# What needs to be done
Filter the entries below, keeping only lines with the word "以建设高效课堂为突破口".

# Data to process

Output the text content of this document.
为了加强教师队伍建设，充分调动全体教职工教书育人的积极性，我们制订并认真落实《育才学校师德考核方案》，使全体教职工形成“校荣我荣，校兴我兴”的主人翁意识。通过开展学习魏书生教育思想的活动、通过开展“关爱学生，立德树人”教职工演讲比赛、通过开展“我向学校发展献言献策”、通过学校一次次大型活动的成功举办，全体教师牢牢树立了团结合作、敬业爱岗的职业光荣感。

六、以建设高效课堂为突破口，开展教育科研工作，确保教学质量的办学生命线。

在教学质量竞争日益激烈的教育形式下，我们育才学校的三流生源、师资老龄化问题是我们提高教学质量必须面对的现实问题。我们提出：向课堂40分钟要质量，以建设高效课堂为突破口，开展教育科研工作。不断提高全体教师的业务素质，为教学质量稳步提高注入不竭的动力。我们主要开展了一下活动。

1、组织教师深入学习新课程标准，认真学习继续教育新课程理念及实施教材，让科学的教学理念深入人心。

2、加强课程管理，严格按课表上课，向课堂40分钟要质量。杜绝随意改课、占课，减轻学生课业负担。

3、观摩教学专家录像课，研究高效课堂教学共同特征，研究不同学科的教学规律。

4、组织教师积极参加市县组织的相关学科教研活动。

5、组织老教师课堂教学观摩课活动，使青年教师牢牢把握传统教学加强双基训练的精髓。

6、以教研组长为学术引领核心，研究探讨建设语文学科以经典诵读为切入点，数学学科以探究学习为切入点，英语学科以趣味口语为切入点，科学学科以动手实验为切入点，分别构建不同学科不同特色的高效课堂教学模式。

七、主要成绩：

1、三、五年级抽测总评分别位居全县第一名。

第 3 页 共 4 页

# In response
六、以建设高效课堂为突破口，开展教育科研工作，确保教学质量的办学生命线。
在教学质量竞争日益激烈的教育形式下，我们育才学校的三流生源、师资老龄化问题是我们提高教学质量必须面对的现实问题。我们提出：向课堂40分钟要质量，以建设高效课堂为突破口，开展教育科研工作。不断提高全体教师的业务素质，为教学质量稳步提高注入不竭的动力。我们主要开展了一下活动。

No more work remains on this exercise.